Start of GIVEN INFORMATION

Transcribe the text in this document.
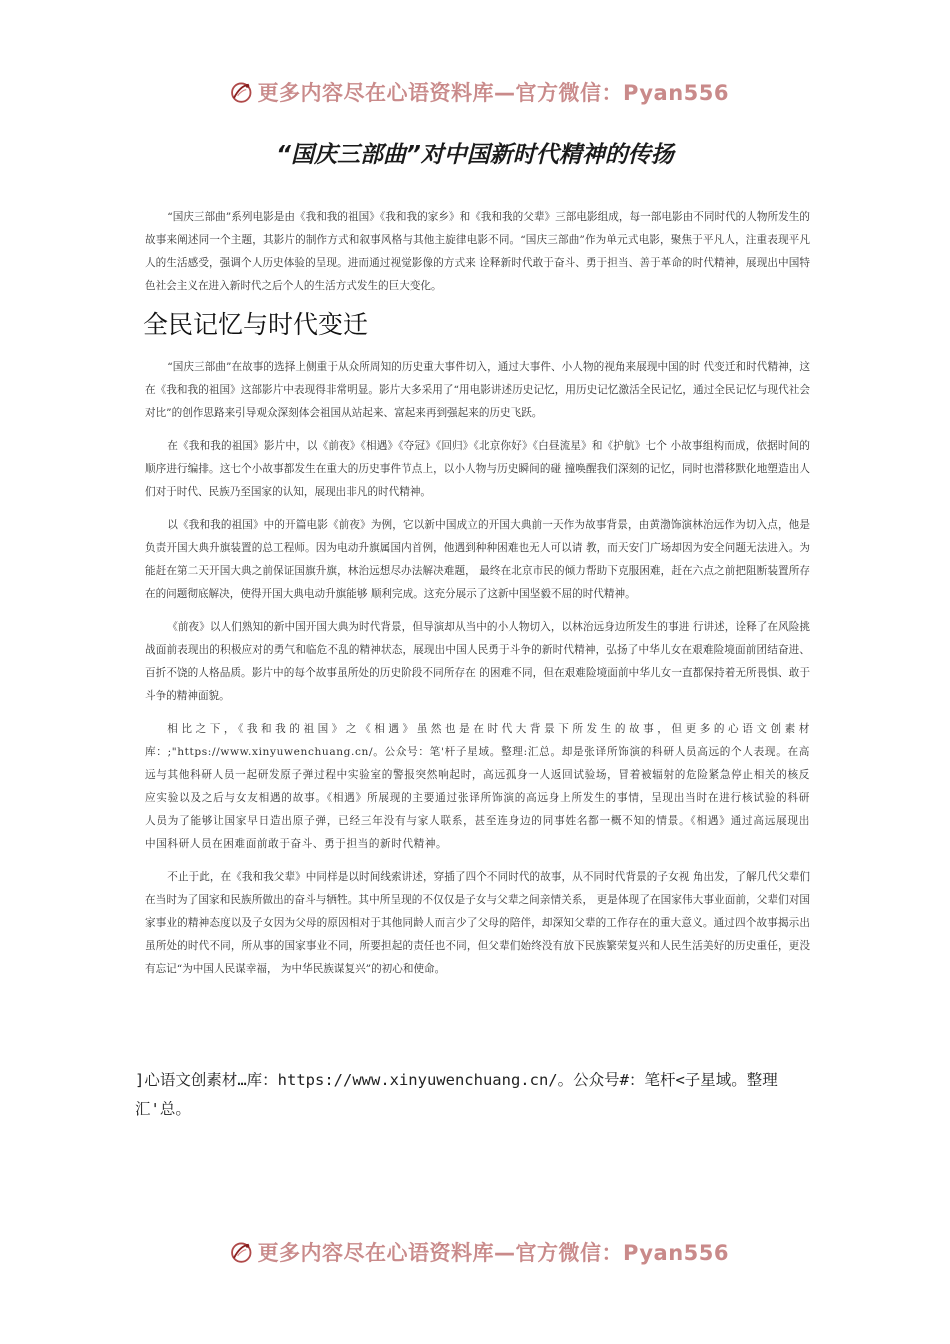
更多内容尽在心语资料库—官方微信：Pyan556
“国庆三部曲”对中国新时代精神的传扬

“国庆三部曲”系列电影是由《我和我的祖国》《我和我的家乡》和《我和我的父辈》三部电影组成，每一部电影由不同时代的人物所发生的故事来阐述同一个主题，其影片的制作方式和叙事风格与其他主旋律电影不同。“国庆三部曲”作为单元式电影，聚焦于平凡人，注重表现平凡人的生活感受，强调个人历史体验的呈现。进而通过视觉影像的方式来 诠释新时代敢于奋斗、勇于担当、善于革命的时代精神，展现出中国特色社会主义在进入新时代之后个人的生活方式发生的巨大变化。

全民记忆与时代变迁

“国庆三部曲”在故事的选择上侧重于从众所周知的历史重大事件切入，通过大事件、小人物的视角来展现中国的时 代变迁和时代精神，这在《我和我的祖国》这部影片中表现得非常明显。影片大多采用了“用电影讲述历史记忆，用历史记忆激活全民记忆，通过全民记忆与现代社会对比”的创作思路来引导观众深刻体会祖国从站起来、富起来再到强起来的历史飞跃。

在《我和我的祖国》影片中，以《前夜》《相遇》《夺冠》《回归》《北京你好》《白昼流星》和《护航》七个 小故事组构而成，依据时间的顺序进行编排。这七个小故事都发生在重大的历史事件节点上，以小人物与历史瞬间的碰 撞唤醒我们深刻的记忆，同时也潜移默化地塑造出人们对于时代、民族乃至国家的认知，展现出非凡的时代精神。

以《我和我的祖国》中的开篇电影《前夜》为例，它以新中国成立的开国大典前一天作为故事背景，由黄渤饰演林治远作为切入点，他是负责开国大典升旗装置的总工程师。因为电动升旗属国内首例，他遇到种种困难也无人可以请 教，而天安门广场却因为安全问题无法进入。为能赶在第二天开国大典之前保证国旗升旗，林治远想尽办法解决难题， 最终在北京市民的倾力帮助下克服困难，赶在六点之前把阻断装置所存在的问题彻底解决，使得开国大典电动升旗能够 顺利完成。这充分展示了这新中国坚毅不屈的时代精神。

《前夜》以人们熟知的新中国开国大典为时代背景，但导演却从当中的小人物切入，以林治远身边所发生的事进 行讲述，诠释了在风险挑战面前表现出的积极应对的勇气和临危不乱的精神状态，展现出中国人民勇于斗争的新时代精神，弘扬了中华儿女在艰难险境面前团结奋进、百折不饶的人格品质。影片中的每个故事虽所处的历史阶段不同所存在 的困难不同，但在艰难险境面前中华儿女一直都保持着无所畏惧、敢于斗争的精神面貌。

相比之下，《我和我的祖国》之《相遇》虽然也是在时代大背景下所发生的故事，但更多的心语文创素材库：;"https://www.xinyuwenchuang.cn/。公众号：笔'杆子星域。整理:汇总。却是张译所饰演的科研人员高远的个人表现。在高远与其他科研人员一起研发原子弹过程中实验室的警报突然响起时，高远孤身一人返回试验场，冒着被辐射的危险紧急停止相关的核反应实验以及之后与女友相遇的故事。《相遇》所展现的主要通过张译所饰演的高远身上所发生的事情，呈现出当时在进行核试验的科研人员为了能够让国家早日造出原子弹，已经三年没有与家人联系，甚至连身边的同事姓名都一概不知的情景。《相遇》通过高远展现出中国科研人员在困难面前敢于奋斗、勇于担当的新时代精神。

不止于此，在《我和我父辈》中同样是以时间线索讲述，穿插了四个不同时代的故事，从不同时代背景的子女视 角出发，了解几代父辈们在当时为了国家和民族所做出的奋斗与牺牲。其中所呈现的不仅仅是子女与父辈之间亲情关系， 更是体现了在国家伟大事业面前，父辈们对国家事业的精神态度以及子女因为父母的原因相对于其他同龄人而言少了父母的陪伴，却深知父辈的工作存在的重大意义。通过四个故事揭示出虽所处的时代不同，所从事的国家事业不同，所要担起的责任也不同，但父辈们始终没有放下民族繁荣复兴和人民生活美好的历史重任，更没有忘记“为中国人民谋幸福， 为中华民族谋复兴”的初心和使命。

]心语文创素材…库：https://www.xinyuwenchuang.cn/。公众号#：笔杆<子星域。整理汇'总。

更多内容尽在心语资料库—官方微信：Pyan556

End of GIVEN INFORMATION
Start of GIVEN INFORMATION

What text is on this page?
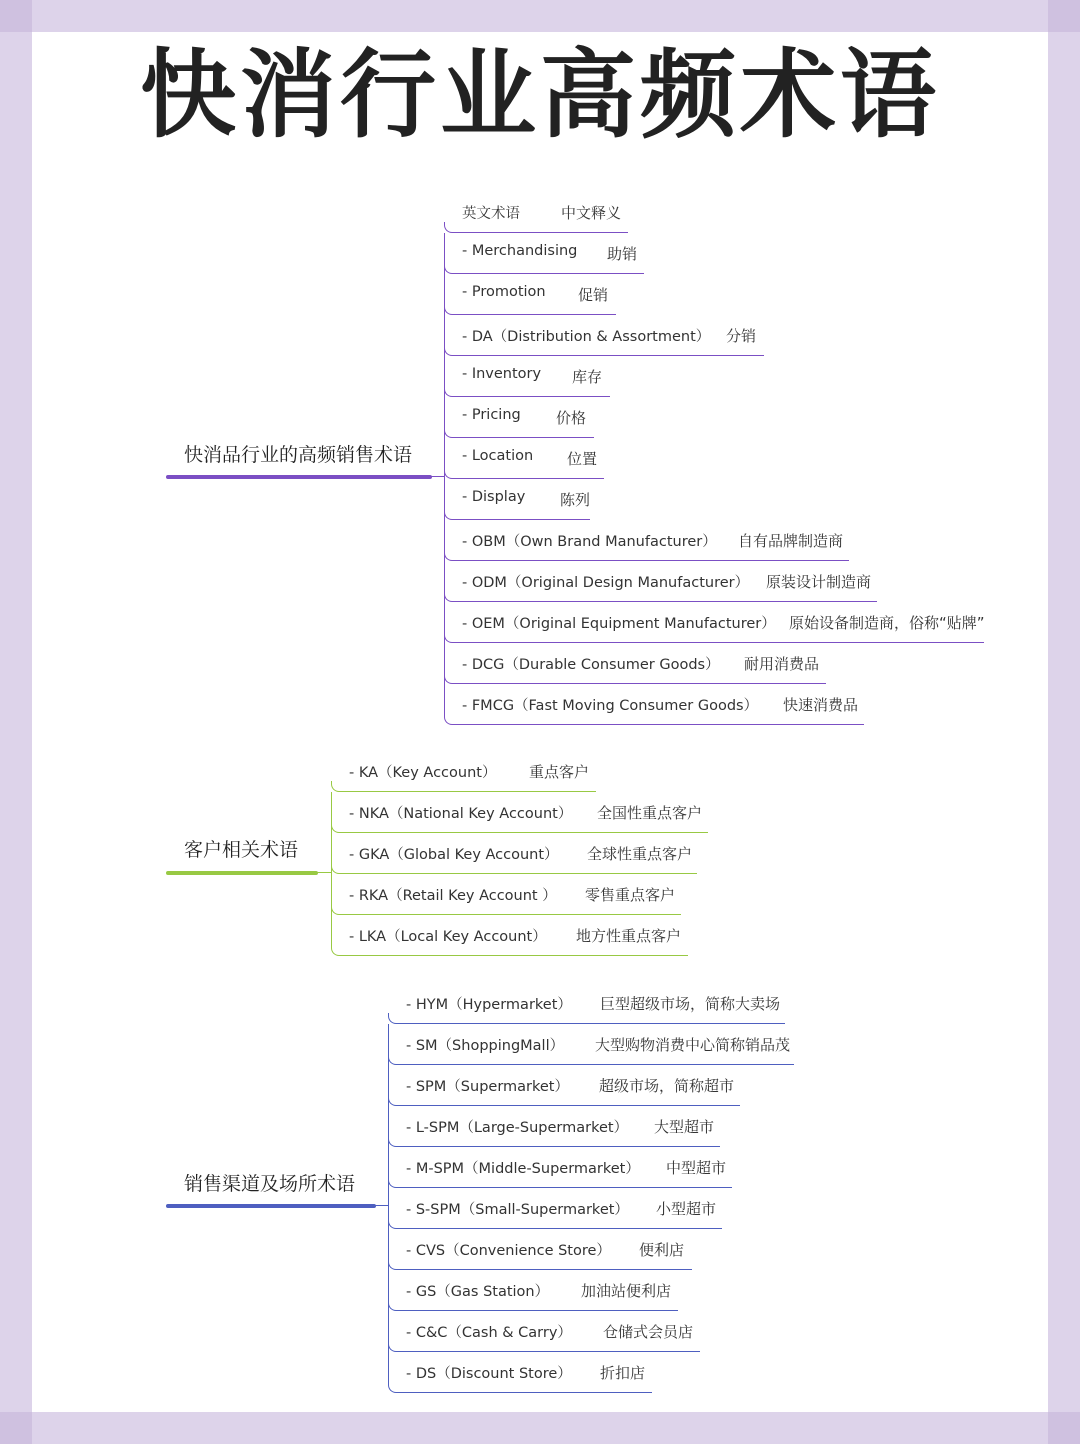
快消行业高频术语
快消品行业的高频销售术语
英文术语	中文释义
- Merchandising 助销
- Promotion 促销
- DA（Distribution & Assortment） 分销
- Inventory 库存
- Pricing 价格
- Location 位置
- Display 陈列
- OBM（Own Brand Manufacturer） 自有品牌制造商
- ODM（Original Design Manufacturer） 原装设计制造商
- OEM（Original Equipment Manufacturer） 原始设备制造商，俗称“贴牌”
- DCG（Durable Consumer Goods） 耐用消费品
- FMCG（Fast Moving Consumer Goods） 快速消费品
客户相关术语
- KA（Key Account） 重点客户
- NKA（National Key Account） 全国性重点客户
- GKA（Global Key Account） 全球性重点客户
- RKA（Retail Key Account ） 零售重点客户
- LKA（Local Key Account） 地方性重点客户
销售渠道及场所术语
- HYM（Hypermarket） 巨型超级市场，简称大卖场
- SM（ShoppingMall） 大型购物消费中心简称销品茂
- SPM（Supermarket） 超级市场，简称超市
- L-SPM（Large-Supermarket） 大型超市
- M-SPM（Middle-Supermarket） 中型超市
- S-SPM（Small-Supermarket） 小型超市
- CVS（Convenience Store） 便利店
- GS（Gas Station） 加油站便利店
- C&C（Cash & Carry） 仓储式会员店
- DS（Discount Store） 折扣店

End of GIVEN INFORMATION

## THE PROBLEM
Copy each line from the data above that includes "text".

## CORRECT RESULT
Transcribe the text in this document.
What text is on this page?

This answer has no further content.